[Spatial annotation entries]
-- begin --
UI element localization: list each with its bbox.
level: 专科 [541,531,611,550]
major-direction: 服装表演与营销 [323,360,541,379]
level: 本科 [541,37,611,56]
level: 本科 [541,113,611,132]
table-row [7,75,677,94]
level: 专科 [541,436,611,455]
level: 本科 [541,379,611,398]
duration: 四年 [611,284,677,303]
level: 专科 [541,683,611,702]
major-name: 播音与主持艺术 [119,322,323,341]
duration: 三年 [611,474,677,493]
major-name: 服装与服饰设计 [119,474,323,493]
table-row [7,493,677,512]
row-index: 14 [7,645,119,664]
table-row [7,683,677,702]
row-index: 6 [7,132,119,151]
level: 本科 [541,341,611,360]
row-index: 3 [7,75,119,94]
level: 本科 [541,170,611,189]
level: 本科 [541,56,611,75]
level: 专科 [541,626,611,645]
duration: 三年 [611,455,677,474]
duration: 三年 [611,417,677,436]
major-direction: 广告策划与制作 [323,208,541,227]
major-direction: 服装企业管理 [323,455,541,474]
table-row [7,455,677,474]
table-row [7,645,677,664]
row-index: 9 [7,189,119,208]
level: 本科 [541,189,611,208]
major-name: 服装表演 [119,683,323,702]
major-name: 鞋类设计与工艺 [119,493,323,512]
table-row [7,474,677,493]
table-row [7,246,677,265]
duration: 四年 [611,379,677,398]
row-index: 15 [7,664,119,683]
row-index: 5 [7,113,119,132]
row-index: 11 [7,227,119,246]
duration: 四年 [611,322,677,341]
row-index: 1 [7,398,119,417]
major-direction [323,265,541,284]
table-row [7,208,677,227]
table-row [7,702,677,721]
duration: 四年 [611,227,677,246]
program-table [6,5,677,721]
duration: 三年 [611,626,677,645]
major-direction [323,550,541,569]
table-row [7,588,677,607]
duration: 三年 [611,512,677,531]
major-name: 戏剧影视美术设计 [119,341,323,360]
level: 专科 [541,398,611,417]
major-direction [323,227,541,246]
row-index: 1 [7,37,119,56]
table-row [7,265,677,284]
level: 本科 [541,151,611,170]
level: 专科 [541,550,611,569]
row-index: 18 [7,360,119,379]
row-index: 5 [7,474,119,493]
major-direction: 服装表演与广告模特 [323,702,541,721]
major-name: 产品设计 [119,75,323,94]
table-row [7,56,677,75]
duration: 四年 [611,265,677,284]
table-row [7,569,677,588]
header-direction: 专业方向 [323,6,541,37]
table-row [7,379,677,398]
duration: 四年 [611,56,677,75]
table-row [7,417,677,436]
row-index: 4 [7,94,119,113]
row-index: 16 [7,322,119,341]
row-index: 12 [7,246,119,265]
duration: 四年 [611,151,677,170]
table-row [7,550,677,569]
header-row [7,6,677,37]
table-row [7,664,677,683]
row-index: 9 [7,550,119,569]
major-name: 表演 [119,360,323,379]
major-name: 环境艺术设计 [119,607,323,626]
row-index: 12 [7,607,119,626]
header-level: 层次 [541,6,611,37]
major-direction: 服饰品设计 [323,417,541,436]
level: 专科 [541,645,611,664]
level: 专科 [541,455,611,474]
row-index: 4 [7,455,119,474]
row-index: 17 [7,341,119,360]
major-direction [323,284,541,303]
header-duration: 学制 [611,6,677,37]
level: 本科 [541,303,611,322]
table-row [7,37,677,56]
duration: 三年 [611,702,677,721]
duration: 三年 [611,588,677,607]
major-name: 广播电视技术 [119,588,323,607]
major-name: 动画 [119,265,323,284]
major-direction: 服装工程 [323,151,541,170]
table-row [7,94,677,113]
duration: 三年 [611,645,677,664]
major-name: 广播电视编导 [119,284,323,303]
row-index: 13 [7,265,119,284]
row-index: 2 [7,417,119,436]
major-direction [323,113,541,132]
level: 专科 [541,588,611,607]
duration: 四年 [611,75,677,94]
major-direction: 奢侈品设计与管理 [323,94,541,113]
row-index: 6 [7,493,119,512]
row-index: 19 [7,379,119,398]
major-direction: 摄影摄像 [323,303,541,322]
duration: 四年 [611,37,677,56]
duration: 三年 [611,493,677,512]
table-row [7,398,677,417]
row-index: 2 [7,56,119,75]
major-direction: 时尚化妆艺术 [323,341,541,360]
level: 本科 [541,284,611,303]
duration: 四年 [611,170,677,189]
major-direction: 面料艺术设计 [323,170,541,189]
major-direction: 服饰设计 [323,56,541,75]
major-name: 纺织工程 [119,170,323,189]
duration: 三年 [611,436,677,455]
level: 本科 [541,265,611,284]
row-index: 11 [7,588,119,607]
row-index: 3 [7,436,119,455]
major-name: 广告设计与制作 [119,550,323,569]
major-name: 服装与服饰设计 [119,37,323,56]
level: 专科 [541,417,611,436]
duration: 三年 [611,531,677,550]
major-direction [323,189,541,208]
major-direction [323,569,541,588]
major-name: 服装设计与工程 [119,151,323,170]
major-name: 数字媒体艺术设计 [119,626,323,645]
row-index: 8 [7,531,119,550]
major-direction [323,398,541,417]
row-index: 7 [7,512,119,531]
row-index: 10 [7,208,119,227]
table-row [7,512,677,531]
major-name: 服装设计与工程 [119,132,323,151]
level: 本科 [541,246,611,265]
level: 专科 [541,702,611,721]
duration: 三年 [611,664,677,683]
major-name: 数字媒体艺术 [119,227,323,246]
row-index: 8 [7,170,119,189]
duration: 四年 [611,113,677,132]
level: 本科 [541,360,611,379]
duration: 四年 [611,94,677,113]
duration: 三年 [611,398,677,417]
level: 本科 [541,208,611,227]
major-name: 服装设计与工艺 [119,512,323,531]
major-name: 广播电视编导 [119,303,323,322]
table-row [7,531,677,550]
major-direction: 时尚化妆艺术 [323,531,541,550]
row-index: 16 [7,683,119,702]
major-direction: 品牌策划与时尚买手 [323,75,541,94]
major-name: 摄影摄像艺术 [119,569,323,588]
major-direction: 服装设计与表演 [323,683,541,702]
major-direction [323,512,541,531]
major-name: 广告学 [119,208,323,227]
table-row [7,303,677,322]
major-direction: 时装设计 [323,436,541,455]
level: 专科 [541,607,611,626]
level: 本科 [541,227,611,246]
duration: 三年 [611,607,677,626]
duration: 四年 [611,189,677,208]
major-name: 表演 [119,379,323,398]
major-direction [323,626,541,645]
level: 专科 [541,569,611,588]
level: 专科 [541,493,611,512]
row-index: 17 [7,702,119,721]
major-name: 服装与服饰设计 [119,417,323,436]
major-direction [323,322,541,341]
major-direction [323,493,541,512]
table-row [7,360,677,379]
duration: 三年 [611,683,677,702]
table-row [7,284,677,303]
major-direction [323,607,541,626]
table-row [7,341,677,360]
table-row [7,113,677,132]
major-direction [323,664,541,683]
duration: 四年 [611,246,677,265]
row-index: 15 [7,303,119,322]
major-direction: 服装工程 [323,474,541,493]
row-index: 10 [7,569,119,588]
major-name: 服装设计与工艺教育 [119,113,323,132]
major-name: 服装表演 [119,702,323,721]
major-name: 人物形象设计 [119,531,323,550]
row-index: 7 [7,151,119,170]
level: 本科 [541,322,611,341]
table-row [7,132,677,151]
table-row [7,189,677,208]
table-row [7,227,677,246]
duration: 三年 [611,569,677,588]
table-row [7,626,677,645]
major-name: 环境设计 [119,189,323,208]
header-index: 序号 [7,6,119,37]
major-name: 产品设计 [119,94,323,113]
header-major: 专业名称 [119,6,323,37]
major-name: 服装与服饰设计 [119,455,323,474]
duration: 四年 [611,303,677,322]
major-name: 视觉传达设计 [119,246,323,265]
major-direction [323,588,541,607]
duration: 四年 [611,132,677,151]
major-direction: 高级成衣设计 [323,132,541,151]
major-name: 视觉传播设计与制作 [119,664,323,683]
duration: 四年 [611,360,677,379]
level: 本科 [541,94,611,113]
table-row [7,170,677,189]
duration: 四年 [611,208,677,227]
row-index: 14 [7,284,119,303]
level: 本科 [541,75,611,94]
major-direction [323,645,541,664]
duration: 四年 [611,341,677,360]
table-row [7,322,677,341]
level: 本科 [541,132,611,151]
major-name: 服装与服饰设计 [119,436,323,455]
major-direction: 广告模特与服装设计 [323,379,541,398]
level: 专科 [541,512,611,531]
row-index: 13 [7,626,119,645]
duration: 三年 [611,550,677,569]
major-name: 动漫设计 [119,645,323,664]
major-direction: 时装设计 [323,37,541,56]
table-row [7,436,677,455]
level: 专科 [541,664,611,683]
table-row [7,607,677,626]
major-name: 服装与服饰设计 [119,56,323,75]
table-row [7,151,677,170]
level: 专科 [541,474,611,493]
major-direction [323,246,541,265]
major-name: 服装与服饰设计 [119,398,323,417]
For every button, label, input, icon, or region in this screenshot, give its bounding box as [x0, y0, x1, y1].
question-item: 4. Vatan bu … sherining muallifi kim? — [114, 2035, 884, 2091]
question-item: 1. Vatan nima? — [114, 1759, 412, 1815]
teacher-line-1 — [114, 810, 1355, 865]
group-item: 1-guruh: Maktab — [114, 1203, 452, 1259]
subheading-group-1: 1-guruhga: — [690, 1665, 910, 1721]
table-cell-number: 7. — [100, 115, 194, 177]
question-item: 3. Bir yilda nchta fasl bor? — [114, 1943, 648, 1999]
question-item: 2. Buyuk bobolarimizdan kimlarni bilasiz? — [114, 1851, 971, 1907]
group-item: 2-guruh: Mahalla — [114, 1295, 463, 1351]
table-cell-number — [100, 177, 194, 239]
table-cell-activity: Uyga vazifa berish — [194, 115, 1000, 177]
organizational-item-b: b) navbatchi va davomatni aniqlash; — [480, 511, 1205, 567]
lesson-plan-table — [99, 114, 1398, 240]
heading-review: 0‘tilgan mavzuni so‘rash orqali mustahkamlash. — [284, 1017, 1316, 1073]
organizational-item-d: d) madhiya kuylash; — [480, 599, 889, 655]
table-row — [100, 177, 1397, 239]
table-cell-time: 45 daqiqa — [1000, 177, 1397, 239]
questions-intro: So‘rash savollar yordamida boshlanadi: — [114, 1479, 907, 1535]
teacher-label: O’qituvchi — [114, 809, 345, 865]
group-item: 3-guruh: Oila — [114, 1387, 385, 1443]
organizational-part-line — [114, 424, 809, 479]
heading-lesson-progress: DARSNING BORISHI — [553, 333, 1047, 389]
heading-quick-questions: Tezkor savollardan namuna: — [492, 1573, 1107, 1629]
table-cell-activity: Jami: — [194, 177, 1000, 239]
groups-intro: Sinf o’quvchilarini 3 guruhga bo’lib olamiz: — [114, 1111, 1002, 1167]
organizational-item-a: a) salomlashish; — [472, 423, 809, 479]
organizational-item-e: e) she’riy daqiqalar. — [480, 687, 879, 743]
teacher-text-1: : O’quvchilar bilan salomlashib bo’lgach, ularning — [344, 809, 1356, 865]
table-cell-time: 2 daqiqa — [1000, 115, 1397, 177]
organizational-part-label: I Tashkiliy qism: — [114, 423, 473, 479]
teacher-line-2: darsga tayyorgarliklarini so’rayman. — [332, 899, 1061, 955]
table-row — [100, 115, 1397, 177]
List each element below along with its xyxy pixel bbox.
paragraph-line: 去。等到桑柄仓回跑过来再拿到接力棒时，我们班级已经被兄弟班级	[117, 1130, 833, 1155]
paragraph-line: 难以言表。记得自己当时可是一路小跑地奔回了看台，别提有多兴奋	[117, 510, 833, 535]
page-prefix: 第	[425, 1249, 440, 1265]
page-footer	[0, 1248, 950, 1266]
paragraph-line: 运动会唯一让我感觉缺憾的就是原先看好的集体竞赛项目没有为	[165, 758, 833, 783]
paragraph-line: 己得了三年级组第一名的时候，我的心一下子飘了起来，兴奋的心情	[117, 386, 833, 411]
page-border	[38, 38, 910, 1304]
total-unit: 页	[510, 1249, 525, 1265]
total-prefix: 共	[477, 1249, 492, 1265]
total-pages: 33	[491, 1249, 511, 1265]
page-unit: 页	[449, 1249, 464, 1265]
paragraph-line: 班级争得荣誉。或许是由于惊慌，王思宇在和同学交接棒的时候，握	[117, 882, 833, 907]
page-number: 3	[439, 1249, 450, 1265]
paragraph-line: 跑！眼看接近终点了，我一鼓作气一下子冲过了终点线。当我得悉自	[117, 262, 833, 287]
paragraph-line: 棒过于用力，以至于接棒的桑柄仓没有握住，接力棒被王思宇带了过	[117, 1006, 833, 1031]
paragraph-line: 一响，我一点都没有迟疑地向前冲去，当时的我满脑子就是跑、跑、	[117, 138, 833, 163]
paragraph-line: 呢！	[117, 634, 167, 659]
-- end --
**Written instruction:** Set down the records above exactly as they appear, starting at the first line and stopping after the line that contains "major-name: 服装与服饰设计 [119,474,323,493]".

**Written response:**
UI element localization: list each with its bbox.
level: 专科 [541,531,611,550]
major-direction: 服装表演与营销 [323,360,541,379]
level: 本科 [541,37,611,56]
level: 本科 [541,113,611,132]
table-row [7,75,677,94]
level: 专科 [541,436,611,455]
level: 本科 [541,379,611,398]
duration: 四年 [611,284,677,303]
level: 专科 [541,683,611,702]
major-name: 播音与主持艺术 [119,322,323,341]
duration: 三年 [611,474,677,493]
major-name: 服装与服饰设计 [119,474,323,493]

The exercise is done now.